Records that describe figures
=-=-=

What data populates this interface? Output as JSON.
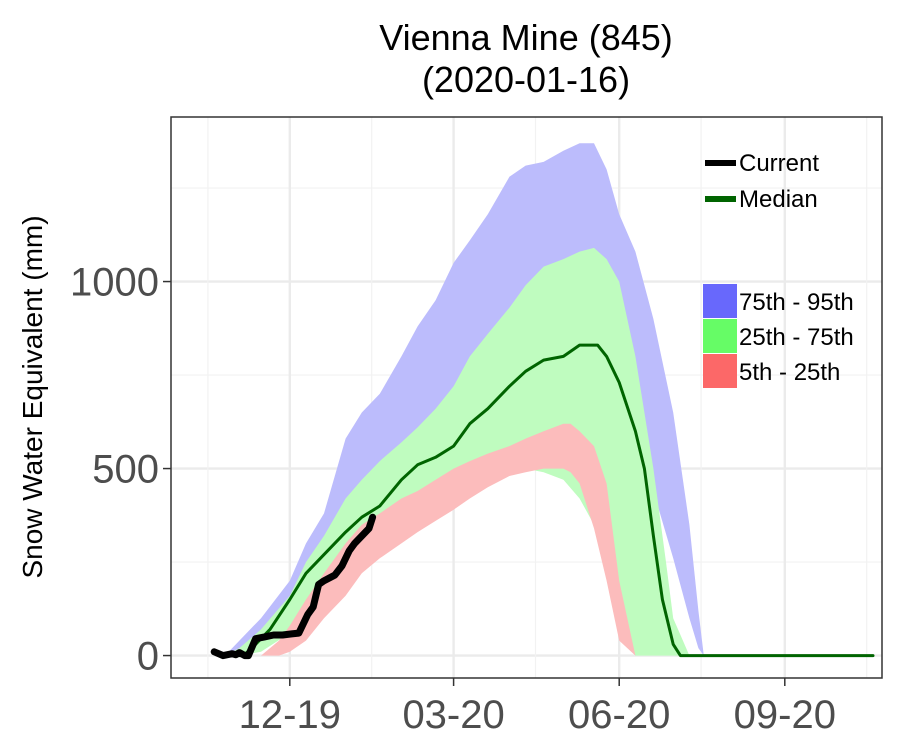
{
  "chart_data": {
    "type": "area",
    "title_line1": "Vienna Mine (845)",
    "title_line2": "(2020-01-16)",
    "ylabel": "Snow Water Equivalent (mm)",
    "xlabel": "",
    "ylim": [
      -60,
      1440
    ],
    "xlim": [
      "2019-09-26",
      "2020-10-25"
    ],
    "x_ticks": [
      {
        "date": "2019-12-01",
        "label": "12-19"
      },
      {
        "date": "2020-03-01",
        "label": "03-20"
      },
      {
        "date": "2020-06-01",
        "label": "06-20"
      },
      {
        "date": "2020-09-01",
        "label": "09-20"
      }
    ],
    "y_ticks": [
      {
        "value": 0,
        "label": "0"
      },
      {
        "value": 500,
        "label": "500"
      },
      {
        "value": 1000,
        "label": "1000"
      }
    ],
    "grid": true,
    "legend_position": "top-right",
    "colors": {
      "band_75_95": "#bcbcfc",
      "band_25_75": "#bffcbf",
      "band_5_25": "#fcbcbc",
      "key_75_95": "#6868fc",
      "key_25_75": "#66fc66",
      "key_5_25": "#fc6868",
      "current": "#000000",
      "median": "#006400"
    },
    "legend_lines": [
      {
        "name": "Current",
        "color": "#000000"
      },
      {
        "name": "Median",
        "color": "#006400"
      }
    ],
    "legend_bands": [
      {
        "name": "75th - 95th",
        "color": "#6868fc"
      },
      {
        "name": "25th - 75th",
        "color": "#66fc66"
      },
      {
        "name": "5th - 25th",
        "color": "#fc6868"
      }
    ],
    "bands": [
      {
        "name": "75th - 95th",
        "x": [
          "2019-10-26",
          "2019-11-03",
          "2019-11-15",
          "2019-12-01",
          "2019-12-10",
          "2019-12-20",
          "2020-01-01",
          "2020-01-10",
          "2020-01-20",
          "2020-02-01",
          "2020-02-10",
          "2020-02-20",
          "2020-03-01",
          "2020-03-10",
          "2020-03-20",
          "2020-04-01",
          "2020-04-10",
          "2020-04-20",
          "2020-05-01",
          "2020-05-10",
          "2020-05-18",
          "2020-05-25",
          "2020-06-01",
          "2020-06-10",
          "2020-06-20",
          "2020-07-01",
          "2020-07-10",
          "2020-07-15",
          "2020-07-18",
          "2020-10-20"
        ],
        "lower": [
          0,
          0,
          20,
          90,
          150,
          200,
          300,
          360,
          400,
          430,
          460,
          490,
          530,
          560,
          600,
          640,
          680,
          720,
          750,
          790,
          820,
          830,
          760,
          620,
          440,
          260,
          100,
          20,
          0,
          0
        ],
        "upper": [
          0,
          40,
          100,
          200,
          300,
          380,
          580,
          650,
          700,
          800,
          880,
          950,
          1050,
          1110,
          1180,
          1280,
          1310,
          1320,
          1350,
          1370,
          1370,
          1300,
          1180,
          1080,
          900,
          650,
          350,
          120,
          0,
          0
        ]
      },
      {
        "name": "25th - 75th",
        "x": [
          "2019-10-26",
          "2019-11-03",
          "2019-11-15",
          "2019-12-01",
          "2019-12-10",
          "2019-12-20",
          "2020-01-01",
          "2020-01-10",
          "2020-01-20",
          "2020-02-01",
          "2020-02-10",
          "2020-02-20",
          "2020-03-01",
          "2020-03-10",
          "2020-03-20",
          "2020-04-01",
          "2020-04-10",
          "2020-04-20",
          "2020-05-01",
          "2020-05-10",
          "2020-05-18",
          "2020-05-25",
          "2020-06-01",
          "2020-06-10",
          "2020-06-20",
          "2020-06-27",
          "2020-07-01",
          "2020-07-10",
          "2020-10-20"
        ],
        "lower": [
          0,
          0,
          10,
          60,
          110,
          180,
          250,
          300,
          340,
          370,
          400,
          430,
          470,
          490,
          500,
          500,
          500,
          490,
          470,
          420,
          350,
          250,
          60,
          0,
          0,
          0,
          0,
          0,
          0
        ],
        "upper": [
          0,
          20,
          70,
          160,
          250,
          320,
          420,
          470,
          520,
          570,
          610,
          660,
          720,
          800,
          860,
          930,
          990,
          1040,
          1060,
          1080,
          1090,
          1060,
          1000,
          800,
          500,
          250,
          100,
          0,
          0
        ]
      },
      {
        "name": "5th - 25th",
        "x": [
          "2019-10-26",
          "2019-11-03",
          "2019-11-15",
          "2019-11-25",
          "2019-12-01",
          "2019-12-10",
          "2019-12-20",
          "2020-01-01",
          "2020-01-10",
          "2020-01-20",
          "2020-02-01",
          "2020-02-10",
          "2020-02-20",
          "2020-03-01",
          "2020-03-10",
          "2020-03-20",
          "2020-04-01",
          "2020-04-10",
          "2020-04-20",
          "2020-05-01",
          "2020-05-05",
          "2020-05-10",
          "2020-05-18",
          "2020-05-25",
          "2020-06-01",
          "2020-06-10",
          "2020-06-20",
          "2020-10-20"
        ],
        "lower": [
          0,
          0,
          0,
          0,
          10,
          40,
          100,
          160,
          220,
          260,
          300,
          330,
          360,
          390,
          420,
          450,
          480,
          490,
          500,
          500,
          490,
          460,
          340,
          200,
          40,
          0,
          0,
          0
        ],
        "upper": [
          0,
          0,
          0,
          40,
          80,
          150,
          220,
          300,
          350,
          380,
          420,
          440,
          470,
          500,
          520,
          540,
          560,
          580,
          600,
          620,
          620,
          600,
          560,
          460,
          200,
          0,
          0,
          0
        ]
      }
    ],
    "series": [
      {
        "name": "Median",
        "x": [
          "2019-10-26",
          "2019-11-05",
          "2019-11-10",
          "2019-11-20",
          "2019-12-01",
          "2019-12-10",
          "2019-12-20",
          "2020-01-01",
          "2020-01-10",
          "2020-01-20",
          "2020-02-01",
          "2020-02-10",
          "2020-02-20",
          "2020-03-01",
          "2020-03-10",
          "2020-03-20",
          "2020-04-01",
          "2020-04-10",
          "2020-04-20",
          "2020-05-01",
          "2020-05-10",
          "2020-05-20",
          "2020-05-25",
          "2020-06-01",
          "2020-06-10",
          "2020-06-15",
          "2020-06-20",
          "2020-06-25",
          "2020-07-01",
          "2020-07-05",
          "2020-10-20"
        ],
        "y": [
          0,
          0,
          20,
          70,
          150,
          220,
          270,
          330,
          370,
          400,
          470,
          510,
          530,
          560,
          620,
          660,
          720,
          760,
          790,
          800,
          830,
          830,
          800,
          730,
          600,
          500,
          320,
          150,
          30,
          0,
          0
        ]
      },
      {
        "name": "Current",
        "x": [
          "2019-10-20",
          "2019-10-25",
          "2019-10-30",
          "2019-11-01",
          "2019-11-03",
          "2019-11-06",
          "2019-11-08",
          "2019-11-12",
          "2019-11-17",
          "2019-11-22",
          "2019-11-27",
          "2019-12-02",
          "2019-12-06",
          "2019-12-08",
          "2019-12-11",
          "2019-12-14",
          "2019-12-17",
          "2019-12-20",
          "2019-12-24",
          "2019-12-26",
          "2019-12-30",
          "2020-01-03",
          "2020-01-06",
          "2020-01-10",
          "2020-01-14",
          "2020-01-16"
        ],
        "y": [
          10,
          0,
          5,
          2,
          8,
          0,
          0,
          45,
          50,
          55,
          55,
          58,
          60,
          80,
          110,
          130,
          190,
          200,
          210,
          215,
          240,
          280,
          300,
          320,
          340,
          370
        ]
      }
    ]
  }
}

=-=-=

- PROBLEM TO WORK ON
List every line above containing the word "date".

- THE OUTPUT
        "date": "2019-12-01",
        "date": "2020-03-01",
        "date": "2020-06-01",
        "date": "2020-09-01",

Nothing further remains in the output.